- [Set task 1]:
Update the culture feature post by giving everything from "The scheduling of" down to "sharing those today..." again, with "windows" replaced by "doors".

- [Document extract]:
※
29 Apr 2014

The Culture Feature | Winter/Spring 2014

The scheduling of my Culture Feature has gone completely out the window. By now it might have even gone out several windows. The real reason behind that is that I became so busy around Christmas that I watched barely any movies, and most definitely did not open a book that wasn't university related. I've now gone back into it and read some excellent novels! I'll be mostly sharing those today...

BOOKS | The Lord of the Rings, J.R.R. Tolkien
Boy did this one take me long. It took me about six months to get through the three books, picking my Kindle on and off but it was so worth it! Tolkien is a wordsmith and a creator with an imagination that is beyond this world. Despite having watched the film adaptations countless times, I loved the books and they really added to my experience of Middle Earth. I especially enjoyed reading stories that were not featured in the films, meeting Tom Bombadil was brilliant! I would recommend it to anyone. It can be challenging for the best of readers but a little patience makes it worth it.

BOOKSThe Book Thief, Markus Zusak ♥︎
Four months had passed since LOR when I finally started a new book and The Book Thief was the best possible choice. This tells the story of a young girl in Nazi Germany who meets death repeatedly. The story is told by death itself, in such a poetic and original manner that I simply couldn't put the book down. Also, man, the emotions...

BOOKS | Lean In (for Graduates), Sheryl Sandberg
I've been in absolute graduate terror lately so I was thrilled when Sheryl Sandberg announced she was publishing a new version of her worldwide success aimed towards graduates. The main book is already so very helpful and eye-opening and I'm glad I get to read it before entering the workplace. I'm finding the additional chapters and stories really useful to plan for job search and interviews. I think it's one of these books I'll keep coming back to when I have tough choices to make.

BOOKS | Mr Penumbra's 24-Hour Bookstore, Robin Sloan
Another very original story, this of a secret group of people scattered around the world who read 'books' full of strange clutters of words. I liked this for its quirkiness and amusement, and also for how realistic it felt.
It was a good light read!

TV | Portlandia
This show follows Fred Armisen (ex-SNL) and Carrie Browstein in lots of short sketches relating the lives of Portland locals. What you might not know (I didn't) is that Portland was ranked most hipster city in the USA. This is basically what is made fun of here, in a tasteful but deliciously sarcastic way. Cue feminist bookstores, hip breakfast places, cool mayor, pickles, tattoos, organic food and coffee houses. A good laugh.

TV | Masterchef UK
I have been spending all my time watching Masterchef so naturally had to include it in. Surprisingly enough, I had never really gotten into culinary competitions before. All it took was one "I think you'd like this" as it came on TV and I was hooked. Great for people who like food, people who like making food, and people who like watching people making food. Do not watch if you're hungry.
※
- [Records supplied]:
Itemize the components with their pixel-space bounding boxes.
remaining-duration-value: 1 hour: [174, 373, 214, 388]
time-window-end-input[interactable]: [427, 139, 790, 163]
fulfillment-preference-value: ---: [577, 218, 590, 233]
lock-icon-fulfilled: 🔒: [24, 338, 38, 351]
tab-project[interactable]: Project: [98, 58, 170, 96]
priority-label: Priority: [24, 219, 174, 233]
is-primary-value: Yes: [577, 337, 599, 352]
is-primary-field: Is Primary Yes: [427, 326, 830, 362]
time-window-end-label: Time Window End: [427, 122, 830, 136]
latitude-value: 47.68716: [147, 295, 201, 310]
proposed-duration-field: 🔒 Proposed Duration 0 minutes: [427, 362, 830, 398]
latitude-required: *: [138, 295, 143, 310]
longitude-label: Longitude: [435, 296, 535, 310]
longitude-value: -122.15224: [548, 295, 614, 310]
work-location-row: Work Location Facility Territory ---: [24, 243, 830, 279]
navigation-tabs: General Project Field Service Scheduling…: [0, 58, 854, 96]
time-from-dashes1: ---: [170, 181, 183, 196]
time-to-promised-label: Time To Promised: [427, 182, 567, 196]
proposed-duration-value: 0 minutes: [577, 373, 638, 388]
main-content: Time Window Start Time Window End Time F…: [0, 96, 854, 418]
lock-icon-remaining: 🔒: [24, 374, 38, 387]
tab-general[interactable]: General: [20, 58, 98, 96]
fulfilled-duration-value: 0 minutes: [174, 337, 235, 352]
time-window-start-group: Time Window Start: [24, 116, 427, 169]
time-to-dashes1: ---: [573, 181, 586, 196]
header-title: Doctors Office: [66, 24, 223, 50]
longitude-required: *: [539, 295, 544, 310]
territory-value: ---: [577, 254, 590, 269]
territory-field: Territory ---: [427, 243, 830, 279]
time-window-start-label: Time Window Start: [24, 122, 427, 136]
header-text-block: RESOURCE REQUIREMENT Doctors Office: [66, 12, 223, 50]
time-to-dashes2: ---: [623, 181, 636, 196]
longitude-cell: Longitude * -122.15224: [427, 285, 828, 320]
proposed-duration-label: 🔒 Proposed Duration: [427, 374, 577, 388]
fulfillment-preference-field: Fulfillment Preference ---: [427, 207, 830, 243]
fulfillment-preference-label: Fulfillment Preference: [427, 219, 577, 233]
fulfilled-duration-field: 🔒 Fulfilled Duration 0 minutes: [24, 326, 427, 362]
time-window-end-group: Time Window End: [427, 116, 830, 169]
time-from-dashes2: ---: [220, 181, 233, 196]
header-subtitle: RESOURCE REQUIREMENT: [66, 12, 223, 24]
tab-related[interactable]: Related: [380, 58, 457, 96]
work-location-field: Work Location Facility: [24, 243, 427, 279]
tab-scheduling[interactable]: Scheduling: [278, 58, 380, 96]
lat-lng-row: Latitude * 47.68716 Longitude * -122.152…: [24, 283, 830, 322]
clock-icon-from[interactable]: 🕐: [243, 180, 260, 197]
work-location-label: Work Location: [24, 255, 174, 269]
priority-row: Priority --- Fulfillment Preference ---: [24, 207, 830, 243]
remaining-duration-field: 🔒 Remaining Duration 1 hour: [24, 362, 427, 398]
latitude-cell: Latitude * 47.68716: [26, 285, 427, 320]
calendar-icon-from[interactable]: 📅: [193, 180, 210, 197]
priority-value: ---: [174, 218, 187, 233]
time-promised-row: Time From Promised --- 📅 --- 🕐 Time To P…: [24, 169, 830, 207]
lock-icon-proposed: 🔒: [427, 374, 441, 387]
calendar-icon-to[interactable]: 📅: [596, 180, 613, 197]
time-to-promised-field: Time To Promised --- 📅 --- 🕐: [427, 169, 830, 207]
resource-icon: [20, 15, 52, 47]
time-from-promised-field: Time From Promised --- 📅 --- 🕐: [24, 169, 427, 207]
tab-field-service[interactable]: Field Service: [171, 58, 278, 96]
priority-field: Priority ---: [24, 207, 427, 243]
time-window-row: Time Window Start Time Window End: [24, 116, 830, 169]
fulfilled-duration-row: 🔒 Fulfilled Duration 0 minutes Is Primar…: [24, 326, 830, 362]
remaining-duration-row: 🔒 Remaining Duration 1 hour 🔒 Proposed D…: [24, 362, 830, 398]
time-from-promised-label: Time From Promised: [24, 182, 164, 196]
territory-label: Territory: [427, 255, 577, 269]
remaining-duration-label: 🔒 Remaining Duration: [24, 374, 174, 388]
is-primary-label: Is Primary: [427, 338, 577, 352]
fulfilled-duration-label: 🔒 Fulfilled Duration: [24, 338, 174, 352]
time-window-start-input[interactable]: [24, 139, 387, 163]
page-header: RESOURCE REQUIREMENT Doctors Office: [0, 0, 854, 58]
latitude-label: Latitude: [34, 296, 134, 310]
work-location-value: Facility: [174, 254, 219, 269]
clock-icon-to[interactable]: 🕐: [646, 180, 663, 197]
※
- [Set task 2]:
Quote everything in the records from their start down to the line containing "longitude-label: Longitude: [435, 296, 535, 310]", reproducing each line precisely.

- [Right answer 1]:
The scheduling of my Culture Feature has gone completely out the window. By now it might have even gone out several doors. The real reason behind that is that I became so busy around Christmas that I watched barely any movies, and most definitely did not open a book that wasn't university related. I've now gone back into it and read some excellent novels! I'll be mostly sharing those today...

- [Right answer 2]:
Itemize the components with their pixel-space bounding boxes.
remaining-duration-value: 1 hour: [174, 373, 214, 388]
time-window-end-input[interactable]: [427, 139, 790, 163]
fulfillment-preference-value: ---: [577, 218, 590, 233]
lock-icon-fulfilled: 🔒: [24, 338, 38, 351]
tab-project[interactable]: Project: [98, 58, 170, 96]
priority-label: Priority: [24, 219, 174, 233]
is-primary-value: Yes: [577, 337, 599, 352]
is-primary-field: Is Primary Yes: [427, 326, 830, 362]
time-window-end-label: Time Window End: [427, 122, 830, 136]
latitude-value: 47.68716: [147, 295, 201, 310]
proposed-duration-field: 🔒 Proposed Duration 0 minutes: [427, 362, 830, 398]
latitude-required: *: [138, 295, 143, 310]
longitude-label: Longitude: [435, 296, 535, 310]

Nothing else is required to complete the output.